Material supplied:
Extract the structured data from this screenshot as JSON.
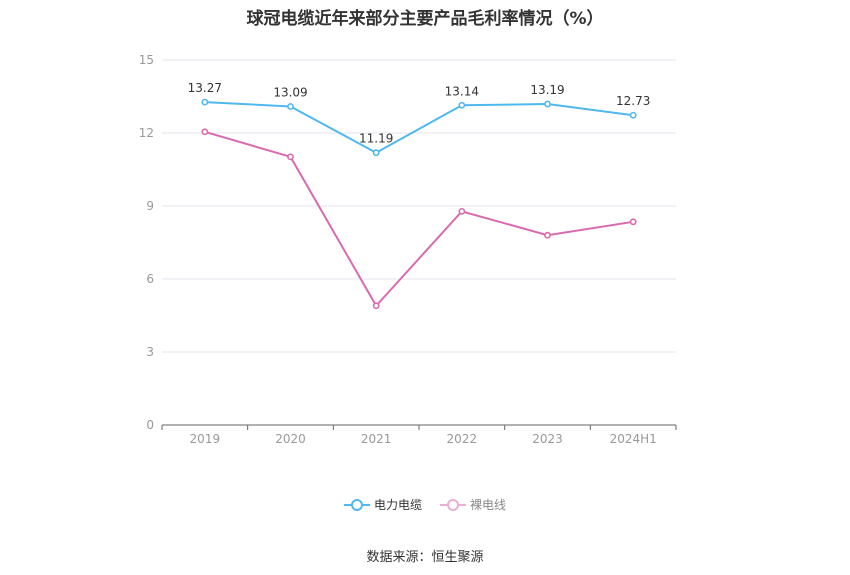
{
  "chart_data": {
    "type": "line",
    "title": "球冠电缆近年来部分主要产品毛利率情况（%）",
    "categories": [
      "2019",
      "2020",
      "2021",
      "2022",
      "2023",
      "2024H1"
    ],
    "ylim": [
      0,
      15
    ],
    "yticks": [
      "0",
      "3",
      "6",
      "9",
      "12",
      "15"
    ],
    "grid": true,
    "legend_position": "bottom",
    "series": [
      {
        "name": "电力电缆",
        "color": "#4fb8ef",
        "values": [
          13.27,
          13.09,
          11.19,
          13.14,
          13.19,
          12.73
        ],
        "labels": [
          "13.27",
          "13.09",
          "11.19",
          "13.14",
          "13.19",
          "12.73"
        ]
      },
      {
        "name": "裸电线",
        "color": "#d96aaf",
        "values": [
          12.05,
          11.02,
          4.9,
          8.78,
          7.8,
          8.35
        ]
      }
    ]
  },
  "source": "数据来源：恒生聚源"
}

Your goal:
Leave out the pictures and output every record above precisely as given.

Result of this exercise:
Extract the structured data from this screenshot as JSON.
{
  "chart_data": {
    "type": "line",
    "title": "球冠电缆近年来部分主要产品毛利率情况（%）",
    "categories": [
      "2019",
      "2020",
      "2021",
      "2022",
      "2023",
      "2024H1"
    ],
    "ylim": [
      0,
      15
    ],
    "yticks": [
      "0",
      "3",
      "6",
      "9",
      "12",
      "15"
    ],
    "grid": true,
    "legend_position": "bottom",
    "series": [
      {
        "name": "电力电缆",
        "color": "#4fb8ef",
        "values": [
          13.27,
          13.09,
          11.19,
          13.14,
          13.19,
          12.73
        ],
        "labels": [
          "13.27",
          "13.09",
          "11.19",
          "13.14",
          "13.19",
          "12.73"
        ]
      },
      {
        "name": "裸电线",
        "color": "#d96aaf",
        "values": [
          12.05,
          11.02,
          4.9,
          8.78,
          7.8,
          8.35
        ]
      }
    ]
  },
  "source": "数据来源：恒生聚源"
}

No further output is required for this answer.